WHAT YOU ARE ASKED TO DO | Your answer is a single number: how many lines hold the word "Returns"?
## Begin EXERCISE DATA
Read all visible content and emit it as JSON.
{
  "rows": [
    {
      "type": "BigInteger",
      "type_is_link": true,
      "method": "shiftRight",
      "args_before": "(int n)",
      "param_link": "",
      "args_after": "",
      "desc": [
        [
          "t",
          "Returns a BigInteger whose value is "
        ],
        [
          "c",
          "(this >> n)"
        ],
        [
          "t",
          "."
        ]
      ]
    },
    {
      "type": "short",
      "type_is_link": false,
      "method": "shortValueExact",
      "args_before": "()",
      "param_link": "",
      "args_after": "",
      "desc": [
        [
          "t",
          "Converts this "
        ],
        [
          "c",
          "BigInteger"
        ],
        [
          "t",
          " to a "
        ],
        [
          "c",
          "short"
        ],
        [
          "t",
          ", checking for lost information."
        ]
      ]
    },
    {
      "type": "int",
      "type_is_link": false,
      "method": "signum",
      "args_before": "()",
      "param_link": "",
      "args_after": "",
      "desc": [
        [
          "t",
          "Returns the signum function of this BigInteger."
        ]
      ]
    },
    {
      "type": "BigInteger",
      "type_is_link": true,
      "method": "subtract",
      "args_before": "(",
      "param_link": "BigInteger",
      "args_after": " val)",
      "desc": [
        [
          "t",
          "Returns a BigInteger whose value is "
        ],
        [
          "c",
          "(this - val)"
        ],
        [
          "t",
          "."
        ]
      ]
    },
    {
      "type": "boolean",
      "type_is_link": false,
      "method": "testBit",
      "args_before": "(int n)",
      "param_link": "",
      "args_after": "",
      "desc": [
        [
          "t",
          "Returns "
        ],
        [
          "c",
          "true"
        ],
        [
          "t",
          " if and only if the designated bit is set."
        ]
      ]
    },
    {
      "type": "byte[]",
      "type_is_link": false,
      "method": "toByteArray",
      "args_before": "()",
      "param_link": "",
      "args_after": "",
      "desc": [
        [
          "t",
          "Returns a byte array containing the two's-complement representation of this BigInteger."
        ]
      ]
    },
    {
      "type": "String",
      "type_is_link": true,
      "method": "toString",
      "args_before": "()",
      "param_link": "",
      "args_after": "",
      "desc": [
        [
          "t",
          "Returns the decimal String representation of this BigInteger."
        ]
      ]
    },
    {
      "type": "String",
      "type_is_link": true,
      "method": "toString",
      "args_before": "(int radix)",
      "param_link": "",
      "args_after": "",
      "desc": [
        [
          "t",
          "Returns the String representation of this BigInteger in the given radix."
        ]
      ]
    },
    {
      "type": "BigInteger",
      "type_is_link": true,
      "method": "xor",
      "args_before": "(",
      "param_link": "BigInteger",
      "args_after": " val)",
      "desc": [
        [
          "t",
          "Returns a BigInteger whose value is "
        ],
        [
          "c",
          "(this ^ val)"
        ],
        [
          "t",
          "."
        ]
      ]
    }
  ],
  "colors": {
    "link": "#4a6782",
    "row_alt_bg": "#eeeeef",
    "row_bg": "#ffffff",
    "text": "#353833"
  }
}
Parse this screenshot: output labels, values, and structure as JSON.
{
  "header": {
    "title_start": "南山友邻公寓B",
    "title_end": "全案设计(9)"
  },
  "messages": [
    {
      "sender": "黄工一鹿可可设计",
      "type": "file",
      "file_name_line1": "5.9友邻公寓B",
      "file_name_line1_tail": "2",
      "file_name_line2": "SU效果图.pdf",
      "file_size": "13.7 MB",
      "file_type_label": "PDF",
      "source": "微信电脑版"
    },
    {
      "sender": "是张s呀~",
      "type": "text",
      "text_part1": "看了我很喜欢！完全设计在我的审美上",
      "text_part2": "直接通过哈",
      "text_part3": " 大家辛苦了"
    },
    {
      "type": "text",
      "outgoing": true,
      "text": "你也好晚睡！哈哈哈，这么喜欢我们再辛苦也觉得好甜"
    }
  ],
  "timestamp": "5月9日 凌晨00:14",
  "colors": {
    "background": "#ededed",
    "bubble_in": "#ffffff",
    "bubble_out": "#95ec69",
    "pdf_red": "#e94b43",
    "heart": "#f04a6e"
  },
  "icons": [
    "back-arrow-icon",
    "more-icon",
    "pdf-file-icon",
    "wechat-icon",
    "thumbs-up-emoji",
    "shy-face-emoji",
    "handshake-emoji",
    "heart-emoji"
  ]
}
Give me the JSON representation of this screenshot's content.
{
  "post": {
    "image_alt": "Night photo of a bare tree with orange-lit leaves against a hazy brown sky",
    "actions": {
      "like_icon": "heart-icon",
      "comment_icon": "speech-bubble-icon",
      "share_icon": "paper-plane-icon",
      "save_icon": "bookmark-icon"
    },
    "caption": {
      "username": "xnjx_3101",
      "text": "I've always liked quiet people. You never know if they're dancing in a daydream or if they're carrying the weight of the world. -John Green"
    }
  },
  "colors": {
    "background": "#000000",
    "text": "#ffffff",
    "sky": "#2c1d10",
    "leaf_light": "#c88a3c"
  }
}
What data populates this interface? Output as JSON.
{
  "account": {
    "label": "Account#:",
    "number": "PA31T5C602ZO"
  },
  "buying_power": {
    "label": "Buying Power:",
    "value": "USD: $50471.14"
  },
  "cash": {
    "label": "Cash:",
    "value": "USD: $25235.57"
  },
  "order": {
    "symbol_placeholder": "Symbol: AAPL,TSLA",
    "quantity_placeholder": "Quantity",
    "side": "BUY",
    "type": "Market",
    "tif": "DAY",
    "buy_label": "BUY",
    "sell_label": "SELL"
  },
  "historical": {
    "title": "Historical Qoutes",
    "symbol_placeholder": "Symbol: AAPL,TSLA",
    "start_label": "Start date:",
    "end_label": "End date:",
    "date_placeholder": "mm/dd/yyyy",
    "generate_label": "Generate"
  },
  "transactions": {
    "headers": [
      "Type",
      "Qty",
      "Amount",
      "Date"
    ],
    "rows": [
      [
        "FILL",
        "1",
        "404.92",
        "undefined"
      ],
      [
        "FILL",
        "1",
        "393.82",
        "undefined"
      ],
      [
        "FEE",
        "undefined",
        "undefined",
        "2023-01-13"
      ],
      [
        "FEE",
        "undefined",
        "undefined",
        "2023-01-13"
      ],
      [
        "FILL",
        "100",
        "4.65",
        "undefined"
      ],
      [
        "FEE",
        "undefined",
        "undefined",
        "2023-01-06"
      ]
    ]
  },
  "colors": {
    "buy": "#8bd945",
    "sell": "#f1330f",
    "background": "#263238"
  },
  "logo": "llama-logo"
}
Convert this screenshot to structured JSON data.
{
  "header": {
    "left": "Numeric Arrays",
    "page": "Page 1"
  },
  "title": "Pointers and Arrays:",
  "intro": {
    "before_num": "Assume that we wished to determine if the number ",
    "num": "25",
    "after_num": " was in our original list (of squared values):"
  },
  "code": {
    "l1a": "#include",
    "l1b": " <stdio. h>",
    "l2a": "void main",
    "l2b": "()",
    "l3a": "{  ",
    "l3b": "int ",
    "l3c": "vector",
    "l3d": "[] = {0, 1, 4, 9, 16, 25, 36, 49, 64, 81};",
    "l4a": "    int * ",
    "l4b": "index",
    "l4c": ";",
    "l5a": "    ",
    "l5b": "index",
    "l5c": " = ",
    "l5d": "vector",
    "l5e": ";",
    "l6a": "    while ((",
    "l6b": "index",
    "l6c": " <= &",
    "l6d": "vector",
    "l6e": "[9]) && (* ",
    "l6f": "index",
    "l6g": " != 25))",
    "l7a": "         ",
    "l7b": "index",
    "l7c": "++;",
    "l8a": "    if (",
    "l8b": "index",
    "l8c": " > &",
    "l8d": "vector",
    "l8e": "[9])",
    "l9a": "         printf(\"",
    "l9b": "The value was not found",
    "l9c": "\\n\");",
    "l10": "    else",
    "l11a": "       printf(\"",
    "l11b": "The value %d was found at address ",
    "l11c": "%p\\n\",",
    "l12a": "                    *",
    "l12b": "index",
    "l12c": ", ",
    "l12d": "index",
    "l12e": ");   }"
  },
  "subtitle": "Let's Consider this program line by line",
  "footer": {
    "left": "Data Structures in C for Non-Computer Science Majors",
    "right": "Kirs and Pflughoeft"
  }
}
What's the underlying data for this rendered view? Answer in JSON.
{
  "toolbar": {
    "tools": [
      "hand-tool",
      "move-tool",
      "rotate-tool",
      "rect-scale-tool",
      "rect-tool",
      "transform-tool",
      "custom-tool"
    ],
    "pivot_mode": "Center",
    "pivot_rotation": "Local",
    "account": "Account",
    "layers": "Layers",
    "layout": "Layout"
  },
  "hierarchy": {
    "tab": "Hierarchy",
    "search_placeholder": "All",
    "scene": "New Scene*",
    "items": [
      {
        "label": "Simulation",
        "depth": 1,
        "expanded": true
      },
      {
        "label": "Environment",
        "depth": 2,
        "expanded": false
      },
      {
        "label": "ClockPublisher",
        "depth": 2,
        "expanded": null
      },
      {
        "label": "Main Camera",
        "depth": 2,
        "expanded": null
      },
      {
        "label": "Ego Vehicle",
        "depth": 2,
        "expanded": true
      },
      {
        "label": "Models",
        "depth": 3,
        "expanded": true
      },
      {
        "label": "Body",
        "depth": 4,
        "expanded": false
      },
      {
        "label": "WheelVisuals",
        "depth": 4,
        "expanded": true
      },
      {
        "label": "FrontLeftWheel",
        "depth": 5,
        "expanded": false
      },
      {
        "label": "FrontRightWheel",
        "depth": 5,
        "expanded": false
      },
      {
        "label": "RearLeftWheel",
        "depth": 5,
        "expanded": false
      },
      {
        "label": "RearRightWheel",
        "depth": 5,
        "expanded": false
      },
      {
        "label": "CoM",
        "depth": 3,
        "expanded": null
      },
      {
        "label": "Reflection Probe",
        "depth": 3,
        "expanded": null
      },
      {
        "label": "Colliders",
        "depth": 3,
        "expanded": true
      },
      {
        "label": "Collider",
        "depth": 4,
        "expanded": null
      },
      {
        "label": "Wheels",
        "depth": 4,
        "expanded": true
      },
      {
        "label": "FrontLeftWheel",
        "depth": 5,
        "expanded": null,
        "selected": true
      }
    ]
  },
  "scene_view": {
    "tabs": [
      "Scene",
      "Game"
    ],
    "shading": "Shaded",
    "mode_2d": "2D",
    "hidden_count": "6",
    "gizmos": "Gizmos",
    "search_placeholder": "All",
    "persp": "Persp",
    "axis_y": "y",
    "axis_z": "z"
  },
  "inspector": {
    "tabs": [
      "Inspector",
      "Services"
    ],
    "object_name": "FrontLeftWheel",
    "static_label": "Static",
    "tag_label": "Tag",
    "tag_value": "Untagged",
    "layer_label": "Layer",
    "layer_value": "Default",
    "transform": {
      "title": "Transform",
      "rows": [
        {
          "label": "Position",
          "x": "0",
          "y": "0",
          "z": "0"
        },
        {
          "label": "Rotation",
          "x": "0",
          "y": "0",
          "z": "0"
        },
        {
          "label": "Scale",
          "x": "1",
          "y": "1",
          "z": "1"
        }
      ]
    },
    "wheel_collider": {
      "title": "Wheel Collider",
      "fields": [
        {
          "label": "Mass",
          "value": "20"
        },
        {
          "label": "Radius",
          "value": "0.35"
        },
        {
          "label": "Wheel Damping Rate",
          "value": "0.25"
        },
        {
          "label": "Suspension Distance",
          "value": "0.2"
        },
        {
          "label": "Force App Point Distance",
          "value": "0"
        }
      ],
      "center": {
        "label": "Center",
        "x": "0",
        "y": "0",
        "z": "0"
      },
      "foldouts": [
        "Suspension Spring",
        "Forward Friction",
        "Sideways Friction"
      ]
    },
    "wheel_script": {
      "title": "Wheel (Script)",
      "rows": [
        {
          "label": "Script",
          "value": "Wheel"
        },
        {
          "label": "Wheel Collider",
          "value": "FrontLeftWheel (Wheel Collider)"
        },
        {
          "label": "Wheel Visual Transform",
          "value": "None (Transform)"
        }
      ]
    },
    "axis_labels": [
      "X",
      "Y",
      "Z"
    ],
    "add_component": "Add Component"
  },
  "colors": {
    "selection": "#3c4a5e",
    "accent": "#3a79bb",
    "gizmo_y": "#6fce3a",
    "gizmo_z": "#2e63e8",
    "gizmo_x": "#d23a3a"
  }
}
## End EXERCISE DATA
FINAL RESULT | 8